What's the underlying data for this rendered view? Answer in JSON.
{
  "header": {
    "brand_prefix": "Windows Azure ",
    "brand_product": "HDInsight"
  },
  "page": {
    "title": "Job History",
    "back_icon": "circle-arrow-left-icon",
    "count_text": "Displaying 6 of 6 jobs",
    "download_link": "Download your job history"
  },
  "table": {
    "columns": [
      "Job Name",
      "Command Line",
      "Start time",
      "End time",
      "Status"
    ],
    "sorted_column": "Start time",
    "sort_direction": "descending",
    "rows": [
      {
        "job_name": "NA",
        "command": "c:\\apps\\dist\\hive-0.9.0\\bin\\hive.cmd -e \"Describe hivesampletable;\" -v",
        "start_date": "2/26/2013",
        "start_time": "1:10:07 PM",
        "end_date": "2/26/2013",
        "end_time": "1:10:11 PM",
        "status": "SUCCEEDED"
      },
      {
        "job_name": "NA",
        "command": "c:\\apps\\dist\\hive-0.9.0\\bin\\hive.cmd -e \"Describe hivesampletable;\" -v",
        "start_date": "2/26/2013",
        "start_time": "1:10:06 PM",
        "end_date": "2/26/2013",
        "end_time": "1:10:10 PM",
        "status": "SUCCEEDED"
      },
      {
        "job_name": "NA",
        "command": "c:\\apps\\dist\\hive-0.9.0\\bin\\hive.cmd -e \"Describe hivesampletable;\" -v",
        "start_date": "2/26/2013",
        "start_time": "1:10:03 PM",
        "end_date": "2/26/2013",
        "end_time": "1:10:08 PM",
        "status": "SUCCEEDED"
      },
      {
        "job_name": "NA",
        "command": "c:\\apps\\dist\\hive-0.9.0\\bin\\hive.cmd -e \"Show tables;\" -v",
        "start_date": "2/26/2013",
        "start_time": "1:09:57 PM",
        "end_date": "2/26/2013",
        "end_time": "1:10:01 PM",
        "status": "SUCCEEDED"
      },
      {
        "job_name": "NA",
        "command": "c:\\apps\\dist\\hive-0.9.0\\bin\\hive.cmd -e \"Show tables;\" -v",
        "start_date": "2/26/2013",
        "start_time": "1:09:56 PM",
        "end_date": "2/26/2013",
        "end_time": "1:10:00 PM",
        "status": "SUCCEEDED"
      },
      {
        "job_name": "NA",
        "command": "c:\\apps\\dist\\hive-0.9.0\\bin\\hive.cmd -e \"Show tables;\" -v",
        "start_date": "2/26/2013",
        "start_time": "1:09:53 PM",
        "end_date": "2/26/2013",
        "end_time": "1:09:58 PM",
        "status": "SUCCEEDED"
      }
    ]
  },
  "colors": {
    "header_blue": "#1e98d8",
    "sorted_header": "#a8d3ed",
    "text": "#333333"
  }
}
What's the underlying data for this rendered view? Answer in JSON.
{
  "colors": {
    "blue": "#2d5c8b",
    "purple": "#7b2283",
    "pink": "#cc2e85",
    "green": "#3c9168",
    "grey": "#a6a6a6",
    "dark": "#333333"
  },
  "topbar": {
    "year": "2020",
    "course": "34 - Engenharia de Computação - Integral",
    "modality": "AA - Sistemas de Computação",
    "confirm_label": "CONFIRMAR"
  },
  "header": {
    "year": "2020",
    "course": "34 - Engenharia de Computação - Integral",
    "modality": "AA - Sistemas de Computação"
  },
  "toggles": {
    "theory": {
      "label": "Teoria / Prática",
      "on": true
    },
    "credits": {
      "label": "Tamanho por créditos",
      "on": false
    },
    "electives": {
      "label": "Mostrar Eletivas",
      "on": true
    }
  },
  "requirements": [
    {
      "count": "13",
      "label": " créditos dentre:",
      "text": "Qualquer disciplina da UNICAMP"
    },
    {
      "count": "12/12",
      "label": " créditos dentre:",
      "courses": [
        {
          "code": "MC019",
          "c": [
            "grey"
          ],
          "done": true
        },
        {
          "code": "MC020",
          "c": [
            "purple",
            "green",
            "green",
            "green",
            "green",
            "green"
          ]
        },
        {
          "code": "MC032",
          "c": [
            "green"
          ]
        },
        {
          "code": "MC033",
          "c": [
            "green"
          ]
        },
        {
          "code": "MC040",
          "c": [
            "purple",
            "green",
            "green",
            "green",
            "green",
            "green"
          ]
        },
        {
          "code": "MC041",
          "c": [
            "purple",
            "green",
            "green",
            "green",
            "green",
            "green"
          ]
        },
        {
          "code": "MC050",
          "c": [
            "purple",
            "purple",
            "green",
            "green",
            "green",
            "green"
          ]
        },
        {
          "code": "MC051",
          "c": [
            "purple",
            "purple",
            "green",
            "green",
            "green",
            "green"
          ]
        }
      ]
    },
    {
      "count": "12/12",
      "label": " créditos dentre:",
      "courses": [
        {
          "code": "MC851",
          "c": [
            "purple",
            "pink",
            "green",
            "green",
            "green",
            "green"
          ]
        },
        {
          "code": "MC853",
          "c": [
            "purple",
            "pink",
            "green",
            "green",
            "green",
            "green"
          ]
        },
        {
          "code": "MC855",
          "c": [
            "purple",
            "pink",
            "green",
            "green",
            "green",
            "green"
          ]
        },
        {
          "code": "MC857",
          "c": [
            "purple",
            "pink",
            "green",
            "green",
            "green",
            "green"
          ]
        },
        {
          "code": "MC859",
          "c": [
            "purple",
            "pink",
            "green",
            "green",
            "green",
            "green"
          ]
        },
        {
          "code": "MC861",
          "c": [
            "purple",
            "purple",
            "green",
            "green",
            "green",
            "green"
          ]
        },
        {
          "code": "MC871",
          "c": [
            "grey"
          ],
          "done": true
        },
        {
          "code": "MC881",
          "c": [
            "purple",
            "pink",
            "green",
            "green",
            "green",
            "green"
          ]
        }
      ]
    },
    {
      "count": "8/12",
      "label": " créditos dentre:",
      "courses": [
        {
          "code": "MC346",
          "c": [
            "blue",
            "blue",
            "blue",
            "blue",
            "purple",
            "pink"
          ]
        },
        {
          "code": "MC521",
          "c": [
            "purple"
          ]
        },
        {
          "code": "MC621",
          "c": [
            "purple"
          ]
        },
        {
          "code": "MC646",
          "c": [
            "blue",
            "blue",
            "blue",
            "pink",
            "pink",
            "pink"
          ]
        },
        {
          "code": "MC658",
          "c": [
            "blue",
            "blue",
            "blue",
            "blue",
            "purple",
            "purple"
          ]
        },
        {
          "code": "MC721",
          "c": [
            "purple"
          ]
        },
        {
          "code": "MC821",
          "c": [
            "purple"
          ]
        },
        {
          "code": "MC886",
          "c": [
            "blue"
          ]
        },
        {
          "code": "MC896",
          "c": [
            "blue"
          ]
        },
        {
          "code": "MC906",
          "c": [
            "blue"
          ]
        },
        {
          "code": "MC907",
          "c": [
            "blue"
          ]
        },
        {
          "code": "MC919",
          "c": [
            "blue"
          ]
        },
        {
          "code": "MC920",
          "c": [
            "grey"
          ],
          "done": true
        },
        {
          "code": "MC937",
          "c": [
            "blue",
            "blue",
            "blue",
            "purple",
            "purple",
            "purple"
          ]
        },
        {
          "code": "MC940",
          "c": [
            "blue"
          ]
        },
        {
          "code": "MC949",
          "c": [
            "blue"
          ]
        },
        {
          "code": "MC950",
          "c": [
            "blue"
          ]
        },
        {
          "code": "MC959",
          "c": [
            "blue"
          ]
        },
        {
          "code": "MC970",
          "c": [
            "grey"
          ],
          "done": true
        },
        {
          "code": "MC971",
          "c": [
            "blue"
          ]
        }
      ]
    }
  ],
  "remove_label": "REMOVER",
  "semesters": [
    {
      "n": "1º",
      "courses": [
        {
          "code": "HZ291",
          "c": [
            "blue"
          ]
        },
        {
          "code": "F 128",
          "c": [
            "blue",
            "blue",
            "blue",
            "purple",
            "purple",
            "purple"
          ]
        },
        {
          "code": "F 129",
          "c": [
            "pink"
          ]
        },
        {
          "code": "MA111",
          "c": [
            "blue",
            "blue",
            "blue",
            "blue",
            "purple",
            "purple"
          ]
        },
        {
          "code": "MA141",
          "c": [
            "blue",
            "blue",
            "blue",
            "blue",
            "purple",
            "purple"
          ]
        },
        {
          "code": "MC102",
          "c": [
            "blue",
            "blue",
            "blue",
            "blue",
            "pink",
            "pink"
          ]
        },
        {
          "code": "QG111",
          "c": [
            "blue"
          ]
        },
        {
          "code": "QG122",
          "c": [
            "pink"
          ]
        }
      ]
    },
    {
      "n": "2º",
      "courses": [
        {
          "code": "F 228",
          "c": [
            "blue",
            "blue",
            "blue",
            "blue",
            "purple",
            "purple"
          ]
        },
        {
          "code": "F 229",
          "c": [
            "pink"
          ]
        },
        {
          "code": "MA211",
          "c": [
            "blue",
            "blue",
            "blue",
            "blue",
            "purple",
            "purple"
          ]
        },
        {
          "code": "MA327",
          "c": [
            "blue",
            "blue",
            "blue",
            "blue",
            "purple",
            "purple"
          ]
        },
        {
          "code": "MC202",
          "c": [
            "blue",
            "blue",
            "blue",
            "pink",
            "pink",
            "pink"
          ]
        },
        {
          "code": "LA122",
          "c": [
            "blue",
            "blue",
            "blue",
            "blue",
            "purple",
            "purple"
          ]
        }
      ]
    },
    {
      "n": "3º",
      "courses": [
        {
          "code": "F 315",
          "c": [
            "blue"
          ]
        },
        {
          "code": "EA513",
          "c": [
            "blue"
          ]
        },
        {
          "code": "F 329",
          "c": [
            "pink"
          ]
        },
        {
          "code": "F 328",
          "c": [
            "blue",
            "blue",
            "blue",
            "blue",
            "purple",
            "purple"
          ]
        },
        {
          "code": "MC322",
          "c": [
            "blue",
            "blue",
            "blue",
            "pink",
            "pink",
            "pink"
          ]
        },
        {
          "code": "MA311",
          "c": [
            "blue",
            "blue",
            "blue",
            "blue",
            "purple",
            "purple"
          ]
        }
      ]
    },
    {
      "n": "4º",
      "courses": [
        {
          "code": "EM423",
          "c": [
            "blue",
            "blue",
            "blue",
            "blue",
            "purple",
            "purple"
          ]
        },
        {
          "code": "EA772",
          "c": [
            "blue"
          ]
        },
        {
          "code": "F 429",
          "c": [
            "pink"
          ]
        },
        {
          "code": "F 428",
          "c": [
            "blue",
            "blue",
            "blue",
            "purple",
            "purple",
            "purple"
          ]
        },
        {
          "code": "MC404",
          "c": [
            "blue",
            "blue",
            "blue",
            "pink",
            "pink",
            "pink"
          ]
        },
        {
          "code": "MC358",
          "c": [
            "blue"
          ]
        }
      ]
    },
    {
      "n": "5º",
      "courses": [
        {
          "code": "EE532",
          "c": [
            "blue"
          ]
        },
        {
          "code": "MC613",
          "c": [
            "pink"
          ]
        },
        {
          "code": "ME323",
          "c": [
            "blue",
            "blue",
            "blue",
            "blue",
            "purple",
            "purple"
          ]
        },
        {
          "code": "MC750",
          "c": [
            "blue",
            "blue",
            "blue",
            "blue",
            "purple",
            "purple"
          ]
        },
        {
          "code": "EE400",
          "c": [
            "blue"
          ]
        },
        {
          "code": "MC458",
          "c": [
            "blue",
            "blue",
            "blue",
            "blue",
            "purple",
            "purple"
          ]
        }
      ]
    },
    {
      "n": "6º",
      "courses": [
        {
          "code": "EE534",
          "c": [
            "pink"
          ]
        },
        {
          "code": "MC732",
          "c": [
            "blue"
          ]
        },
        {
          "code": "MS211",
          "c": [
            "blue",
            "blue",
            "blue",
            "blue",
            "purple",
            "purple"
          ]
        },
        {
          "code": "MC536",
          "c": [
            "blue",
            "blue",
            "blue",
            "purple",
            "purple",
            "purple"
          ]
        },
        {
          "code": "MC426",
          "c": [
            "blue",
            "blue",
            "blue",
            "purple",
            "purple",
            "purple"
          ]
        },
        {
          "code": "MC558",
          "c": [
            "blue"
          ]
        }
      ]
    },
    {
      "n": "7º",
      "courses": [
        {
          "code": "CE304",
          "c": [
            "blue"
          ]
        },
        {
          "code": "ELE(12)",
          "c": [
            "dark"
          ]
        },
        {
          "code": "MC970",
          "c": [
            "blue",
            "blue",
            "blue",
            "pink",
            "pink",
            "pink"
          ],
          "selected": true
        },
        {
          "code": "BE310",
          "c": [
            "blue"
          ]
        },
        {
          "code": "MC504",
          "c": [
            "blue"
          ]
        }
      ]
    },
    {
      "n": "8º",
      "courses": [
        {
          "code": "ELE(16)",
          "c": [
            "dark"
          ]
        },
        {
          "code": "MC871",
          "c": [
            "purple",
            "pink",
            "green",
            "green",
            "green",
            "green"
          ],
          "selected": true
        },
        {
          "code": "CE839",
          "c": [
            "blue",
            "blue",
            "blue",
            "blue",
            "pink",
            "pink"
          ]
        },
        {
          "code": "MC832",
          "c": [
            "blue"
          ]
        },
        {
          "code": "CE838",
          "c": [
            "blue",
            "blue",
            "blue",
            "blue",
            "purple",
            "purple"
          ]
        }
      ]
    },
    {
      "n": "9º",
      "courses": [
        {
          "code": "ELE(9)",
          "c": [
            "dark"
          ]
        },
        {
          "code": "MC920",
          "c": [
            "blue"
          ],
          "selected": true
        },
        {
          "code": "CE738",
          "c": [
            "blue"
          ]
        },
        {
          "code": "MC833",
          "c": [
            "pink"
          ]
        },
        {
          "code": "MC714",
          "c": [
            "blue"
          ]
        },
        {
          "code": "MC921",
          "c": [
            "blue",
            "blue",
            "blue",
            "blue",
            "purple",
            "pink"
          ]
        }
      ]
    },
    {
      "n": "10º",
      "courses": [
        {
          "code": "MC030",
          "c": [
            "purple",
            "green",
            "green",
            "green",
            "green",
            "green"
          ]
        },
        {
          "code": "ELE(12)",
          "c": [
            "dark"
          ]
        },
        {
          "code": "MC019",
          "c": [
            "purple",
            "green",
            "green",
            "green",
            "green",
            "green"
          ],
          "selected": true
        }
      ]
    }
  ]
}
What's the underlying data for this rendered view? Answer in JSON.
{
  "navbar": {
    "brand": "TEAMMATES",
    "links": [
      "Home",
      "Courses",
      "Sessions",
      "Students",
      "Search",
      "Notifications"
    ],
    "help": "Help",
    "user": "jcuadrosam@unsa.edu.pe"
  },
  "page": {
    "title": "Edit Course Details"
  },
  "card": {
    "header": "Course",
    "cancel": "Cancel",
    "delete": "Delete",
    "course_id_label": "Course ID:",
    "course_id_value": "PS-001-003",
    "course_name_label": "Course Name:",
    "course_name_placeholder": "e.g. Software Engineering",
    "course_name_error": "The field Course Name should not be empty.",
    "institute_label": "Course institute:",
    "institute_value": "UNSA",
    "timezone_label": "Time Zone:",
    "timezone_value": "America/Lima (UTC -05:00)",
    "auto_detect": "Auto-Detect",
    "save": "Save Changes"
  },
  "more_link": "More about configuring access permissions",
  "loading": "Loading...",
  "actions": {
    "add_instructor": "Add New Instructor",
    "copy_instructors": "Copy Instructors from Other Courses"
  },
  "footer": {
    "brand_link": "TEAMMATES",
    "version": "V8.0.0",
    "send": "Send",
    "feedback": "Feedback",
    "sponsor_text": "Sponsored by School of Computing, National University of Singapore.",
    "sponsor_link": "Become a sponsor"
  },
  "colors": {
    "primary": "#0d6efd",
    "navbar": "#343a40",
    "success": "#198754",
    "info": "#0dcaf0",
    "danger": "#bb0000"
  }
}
◇ ◇ ◇ ◇ ◇
- [What the exercise asks]:
From the entries above, copy every line that holds the word "modality".

- [Exercise result]:
    "modality": "AA - Sistemas de Computação",
    "modality": "AA - Sistemas de Computação"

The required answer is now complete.